__Problem to work on__
In the entries below, how many lines hold the string "title"? Give only the number.

__Extracted entries__
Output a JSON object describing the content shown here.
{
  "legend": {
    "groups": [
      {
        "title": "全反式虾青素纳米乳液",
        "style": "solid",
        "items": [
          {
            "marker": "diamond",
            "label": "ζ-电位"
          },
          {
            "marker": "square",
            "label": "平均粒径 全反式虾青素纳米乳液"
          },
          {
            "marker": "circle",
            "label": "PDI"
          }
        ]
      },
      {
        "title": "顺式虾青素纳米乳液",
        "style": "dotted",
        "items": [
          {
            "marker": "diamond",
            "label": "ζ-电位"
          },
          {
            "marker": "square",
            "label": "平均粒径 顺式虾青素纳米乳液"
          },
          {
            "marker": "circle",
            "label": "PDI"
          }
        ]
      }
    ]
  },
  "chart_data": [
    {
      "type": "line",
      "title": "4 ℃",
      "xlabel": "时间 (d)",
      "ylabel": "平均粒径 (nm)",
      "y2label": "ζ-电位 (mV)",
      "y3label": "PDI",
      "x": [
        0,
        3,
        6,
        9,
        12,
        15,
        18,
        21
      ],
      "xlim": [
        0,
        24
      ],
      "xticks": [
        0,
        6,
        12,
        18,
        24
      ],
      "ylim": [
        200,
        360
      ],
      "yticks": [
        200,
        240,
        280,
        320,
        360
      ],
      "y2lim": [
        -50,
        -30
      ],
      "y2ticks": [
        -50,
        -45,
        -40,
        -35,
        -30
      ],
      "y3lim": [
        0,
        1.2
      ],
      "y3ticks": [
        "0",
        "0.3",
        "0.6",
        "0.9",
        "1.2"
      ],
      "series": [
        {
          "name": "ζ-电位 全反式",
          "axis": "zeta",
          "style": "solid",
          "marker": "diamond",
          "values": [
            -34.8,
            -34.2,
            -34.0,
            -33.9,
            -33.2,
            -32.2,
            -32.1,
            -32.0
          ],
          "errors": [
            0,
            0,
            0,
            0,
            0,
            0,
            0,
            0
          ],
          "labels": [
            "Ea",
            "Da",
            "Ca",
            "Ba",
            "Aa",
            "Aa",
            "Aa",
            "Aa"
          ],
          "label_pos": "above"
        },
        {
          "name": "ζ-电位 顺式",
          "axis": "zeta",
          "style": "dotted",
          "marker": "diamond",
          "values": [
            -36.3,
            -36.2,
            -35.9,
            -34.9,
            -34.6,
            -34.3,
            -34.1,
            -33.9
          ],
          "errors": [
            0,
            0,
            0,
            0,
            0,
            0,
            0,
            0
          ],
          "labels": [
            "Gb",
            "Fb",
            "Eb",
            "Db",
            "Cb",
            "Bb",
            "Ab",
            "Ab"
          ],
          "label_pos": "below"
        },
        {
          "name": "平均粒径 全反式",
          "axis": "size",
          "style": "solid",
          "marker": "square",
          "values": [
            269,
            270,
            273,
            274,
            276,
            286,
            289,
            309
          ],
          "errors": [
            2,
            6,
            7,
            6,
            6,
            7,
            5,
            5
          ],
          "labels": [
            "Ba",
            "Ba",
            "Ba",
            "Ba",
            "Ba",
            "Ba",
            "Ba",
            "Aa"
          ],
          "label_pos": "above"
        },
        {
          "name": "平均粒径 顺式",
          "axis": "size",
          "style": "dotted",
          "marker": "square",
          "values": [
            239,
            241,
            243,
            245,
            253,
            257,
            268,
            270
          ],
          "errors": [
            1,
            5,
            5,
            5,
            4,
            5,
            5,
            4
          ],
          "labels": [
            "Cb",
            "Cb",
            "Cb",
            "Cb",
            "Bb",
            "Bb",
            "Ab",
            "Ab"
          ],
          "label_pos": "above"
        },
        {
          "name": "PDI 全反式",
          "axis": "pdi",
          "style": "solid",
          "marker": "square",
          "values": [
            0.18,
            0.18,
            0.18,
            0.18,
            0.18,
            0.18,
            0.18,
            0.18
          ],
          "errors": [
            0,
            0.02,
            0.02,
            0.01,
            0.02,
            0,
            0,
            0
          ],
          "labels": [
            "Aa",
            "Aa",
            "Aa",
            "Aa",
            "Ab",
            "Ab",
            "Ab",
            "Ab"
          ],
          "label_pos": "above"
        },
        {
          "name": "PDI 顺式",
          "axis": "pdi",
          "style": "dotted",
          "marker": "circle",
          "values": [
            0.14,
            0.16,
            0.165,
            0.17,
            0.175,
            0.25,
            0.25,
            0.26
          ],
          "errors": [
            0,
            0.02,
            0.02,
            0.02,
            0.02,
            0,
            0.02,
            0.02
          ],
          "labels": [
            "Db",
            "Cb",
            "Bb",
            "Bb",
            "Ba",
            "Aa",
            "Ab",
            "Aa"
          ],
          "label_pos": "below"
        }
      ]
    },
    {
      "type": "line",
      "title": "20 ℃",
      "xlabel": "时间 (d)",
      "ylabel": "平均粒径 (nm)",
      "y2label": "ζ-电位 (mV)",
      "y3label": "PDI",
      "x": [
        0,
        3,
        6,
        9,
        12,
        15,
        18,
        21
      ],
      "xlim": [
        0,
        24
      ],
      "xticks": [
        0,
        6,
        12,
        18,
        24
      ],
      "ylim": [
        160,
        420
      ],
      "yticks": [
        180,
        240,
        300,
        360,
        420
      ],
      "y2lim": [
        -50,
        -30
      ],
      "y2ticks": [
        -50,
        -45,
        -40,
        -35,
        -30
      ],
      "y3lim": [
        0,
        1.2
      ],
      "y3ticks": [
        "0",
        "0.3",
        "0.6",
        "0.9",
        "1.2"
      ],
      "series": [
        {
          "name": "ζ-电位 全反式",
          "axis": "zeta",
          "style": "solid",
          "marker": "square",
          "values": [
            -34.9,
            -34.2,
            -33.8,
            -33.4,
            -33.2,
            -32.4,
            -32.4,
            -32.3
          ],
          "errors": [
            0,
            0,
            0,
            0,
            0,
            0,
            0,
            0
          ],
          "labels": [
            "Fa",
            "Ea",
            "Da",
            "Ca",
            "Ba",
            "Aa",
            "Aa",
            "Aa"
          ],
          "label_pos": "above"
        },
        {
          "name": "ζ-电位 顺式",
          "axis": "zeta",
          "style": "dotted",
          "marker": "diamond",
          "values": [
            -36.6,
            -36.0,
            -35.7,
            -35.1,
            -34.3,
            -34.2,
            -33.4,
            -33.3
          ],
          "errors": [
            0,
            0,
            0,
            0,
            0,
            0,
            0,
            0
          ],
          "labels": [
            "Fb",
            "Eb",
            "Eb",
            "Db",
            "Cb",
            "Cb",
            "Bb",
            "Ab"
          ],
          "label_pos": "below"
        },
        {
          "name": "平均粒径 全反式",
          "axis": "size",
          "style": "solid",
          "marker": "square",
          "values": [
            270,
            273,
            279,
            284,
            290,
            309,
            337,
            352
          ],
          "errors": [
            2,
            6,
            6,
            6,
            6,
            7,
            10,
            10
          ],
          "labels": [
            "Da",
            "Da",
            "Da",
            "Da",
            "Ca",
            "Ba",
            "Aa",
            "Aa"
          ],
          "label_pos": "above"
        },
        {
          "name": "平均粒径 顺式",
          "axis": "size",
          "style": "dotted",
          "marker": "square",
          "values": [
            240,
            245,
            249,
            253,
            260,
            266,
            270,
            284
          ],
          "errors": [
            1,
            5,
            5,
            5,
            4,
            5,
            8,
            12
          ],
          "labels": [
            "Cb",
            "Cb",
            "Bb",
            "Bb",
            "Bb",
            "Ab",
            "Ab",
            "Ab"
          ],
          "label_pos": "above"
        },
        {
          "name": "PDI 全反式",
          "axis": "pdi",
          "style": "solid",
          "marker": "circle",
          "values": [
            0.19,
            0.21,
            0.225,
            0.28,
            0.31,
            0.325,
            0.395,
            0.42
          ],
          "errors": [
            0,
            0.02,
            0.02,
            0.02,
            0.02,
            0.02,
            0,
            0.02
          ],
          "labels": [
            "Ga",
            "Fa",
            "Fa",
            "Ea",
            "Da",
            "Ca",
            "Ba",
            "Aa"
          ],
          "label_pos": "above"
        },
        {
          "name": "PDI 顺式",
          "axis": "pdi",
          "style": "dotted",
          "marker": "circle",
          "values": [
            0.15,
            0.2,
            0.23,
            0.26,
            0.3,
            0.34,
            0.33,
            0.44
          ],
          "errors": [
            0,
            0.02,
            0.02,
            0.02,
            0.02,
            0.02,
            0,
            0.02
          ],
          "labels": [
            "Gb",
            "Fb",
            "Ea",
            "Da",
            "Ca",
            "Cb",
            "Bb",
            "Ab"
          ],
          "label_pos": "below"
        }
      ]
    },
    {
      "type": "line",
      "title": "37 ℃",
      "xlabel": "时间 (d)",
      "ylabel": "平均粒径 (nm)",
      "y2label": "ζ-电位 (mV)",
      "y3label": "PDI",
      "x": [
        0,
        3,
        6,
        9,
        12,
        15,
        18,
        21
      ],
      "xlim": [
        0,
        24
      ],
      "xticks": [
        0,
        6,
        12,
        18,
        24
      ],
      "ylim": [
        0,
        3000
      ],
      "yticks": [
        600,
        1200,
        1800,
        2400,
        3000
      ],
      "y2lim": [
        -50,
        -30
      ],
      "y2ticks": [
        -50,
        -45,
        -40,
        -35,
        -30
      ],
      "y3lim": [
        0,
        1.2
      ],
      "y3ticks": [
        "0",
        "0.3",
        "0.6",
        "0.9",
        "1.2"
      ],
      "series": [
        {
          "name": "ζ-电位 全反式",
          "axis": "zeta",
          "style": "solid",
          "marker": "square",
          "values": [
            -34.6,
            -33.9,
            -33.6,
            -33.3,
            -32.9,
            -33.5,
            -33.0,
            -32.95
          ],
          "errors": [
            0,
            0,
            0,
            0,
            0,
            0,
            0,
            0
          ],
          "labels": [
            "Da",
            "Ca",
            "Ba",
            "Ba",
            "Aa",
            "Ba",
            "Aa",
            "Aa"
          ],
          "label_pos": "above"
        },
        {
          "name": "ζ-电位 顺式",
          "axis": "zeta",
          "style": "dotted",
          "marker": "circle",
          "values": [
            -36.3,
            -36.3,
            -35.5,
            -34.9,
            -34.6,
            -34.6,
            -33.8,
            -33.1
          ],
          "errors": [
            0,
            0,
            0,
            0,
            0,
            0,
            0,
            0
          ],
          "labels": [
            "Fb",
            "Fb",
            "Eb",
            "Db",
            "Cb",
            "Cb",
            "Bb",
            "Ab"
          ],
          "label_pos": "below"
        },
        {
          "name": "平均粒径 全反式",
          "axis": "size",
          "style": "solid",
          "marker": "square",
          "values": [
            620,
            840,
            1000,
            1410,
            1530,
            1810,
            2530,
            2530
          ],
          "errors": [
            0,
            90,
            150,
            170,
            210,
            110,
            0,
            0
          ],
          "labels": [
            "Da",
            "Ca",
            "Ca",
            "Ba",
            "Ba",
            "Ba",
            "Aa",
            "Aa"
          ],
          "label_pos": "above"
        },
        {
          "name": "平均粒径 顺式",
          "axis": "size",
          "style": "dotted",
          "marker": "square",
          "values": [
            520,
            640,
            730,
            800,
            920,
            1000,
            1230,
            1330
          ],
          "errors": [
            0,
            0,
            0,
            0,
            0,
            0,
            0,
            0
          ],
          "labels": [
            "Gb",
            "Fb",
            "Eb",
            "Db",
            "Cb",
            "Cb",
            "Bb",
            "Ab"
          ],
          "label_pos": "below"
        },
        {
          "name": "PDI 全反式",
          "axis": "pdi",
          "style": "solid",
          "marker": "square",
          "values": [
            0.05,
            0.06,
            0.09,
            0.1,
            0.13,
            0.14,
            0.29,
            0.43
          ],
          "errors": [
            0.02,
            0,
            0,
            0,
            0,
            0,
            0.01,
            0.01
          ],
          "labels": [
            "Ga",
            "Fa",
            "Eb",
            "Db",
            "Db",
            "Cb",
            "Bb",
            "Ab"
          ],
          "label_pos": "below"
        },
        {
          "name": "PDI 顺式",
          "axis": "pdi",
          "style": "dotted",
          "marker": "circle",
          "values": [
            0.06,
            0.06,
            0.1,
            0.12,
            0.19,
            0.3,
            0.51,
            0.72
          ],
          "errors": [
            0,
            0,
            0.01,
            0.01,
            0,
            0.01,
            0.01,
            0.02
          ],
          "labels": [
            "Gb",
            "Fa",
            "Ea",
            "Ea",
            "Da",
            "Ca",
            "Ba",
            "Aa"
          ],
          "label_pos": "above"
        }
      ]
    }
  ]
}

__Solution for this problem__
5